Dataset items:
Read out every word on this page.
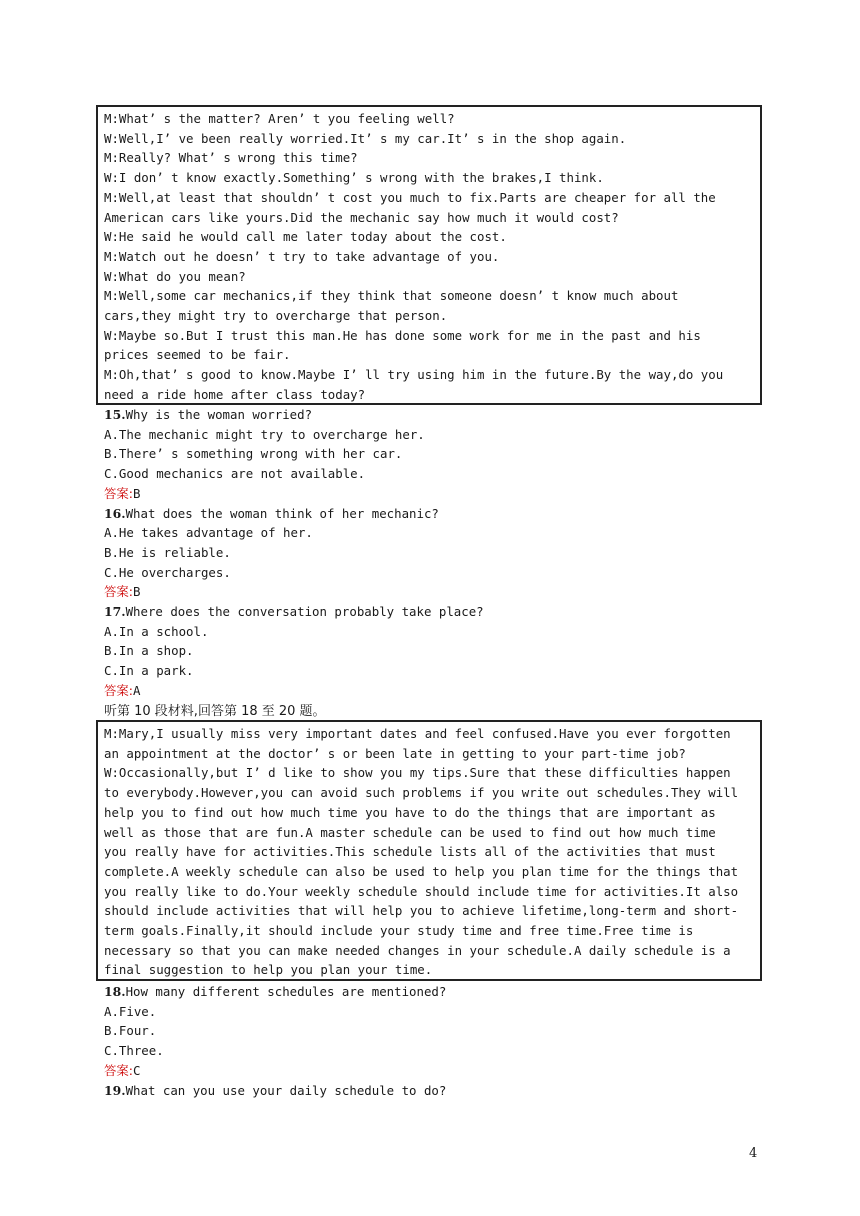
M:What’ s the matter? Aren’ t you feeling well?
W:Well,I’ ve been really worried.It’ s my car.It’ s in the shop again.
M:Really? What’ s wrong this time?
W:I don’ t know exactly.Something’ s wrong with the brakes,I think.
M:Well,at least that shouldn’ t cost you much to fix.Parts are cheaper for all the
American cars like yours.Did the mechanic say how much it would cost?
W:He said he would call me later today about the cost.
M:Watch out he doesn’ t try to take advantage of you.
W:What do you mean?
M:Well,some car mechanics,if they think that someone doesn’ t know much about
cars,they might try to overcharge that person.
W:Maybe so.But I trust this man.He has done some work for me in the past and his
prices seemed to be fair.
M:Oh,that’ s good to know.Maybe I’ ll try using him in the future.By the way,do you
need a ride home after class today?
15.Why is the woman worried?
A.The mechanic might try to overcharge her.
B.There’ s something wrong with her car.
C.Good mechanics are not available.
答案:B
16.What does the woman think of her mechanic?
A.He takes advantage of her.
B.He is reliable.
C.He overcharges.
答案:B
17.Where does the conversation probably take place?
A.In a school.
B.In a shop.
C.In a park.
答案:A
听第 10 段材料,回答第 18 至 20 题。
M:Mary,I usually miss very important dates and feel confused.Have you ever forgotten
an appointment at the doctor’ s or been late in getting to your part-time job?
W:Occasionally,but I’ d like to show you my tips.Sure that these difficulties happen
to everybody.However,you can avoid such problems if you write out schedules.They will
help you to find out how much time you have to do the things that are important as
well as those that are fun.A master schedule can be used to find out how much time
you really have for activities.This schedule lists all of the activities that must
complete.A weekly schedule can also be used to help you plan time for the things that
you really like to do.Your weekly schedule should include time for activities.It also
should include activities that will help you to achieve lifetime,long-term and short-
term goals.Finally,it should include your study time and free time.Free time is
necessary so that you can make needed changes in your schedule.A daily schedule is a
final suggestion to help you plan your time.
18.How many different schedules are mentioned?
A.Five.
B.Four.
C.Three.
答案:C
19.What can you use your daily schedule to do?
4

## Your instructions
Print every record above exactly as written, leaving out the pictures.

## Completed task
Read out every word on this page.
M:What’ s the matter? Aren’ t you feeling well?
W:Well,I’ ve been really worried.It’ s my car.It’ s in the shop again.
M:Really? What’ s wrong this time?
W:I don’ t know exactly.Something’ s wrong with the brakes,I think.
M:Well,at least that shouldn’ t cost you much to fix.Parts are cheaper for all the
American cars like yours.Did the mechanic say how much it would cost?
W:He said he would call me later today about the cost.
M:Watch out he doesn’ t try to take advantage of you.
W:What do you mean?
M:Well,some car mechanics,if they think that someone doesn’ t know much about
cars,they might try to overcharge that person.
W:Maybe so.But I trust this man.He has done some work for me in the past and his
prices seemed to be fair.
M:Oh,that’ s good to know.Maybe I’ ll try using him in the future.By the way,do you
need a ride home after class today?
15.Why is the woman worried?
A.The mechanic might try to overcharge her.
B.There’ s something wrong with her car.
C.Good mechanics are not available.
答案:B
16.What does the woman think of her mechanic?
A.He takes advantage of her.
B.He is reliable.
C.He overcharges.
答案:B
17.Where does the conversation probably take place?
A.In a school.
B.In a shop.
C.In a park.
答案:A
听第 10 段材料,回答第 18 至 20 题。
M:Mary,I usually miss very important dates and feel confused.Have you ever forgotten
an appointment at the doctor’ s or been late in getting to your part-time job?
W:Occasionally,but I’ d like to show you my tips.Sure that these difficulties happen
to everybody.However,you can avoid such problems if you write out schedules.They will
help you to find out how much time you have to do the things that are important as
well as those that are fun.A master schedule can be used to find out how much time
you really have for activities.This schedule lists all of the activities that must
complete.A weekly schedule can also be used to help you plan time for the things that
you really like to do.Your weekly schedule should include time for activities.It also
should include activities that will help you to achieve lifetime,long-term and short-
term goals.Finally,it should include your study time and free time.Free time is
necessary so that you can make needed changes in your schedule.A daily schedule is a
final suggestion to help you plan your time.
18.How many different schedules are mentioned?
A.Five.
B.Four.
C.Three.
答案:C
19.What can you use your daily schedule to do?
4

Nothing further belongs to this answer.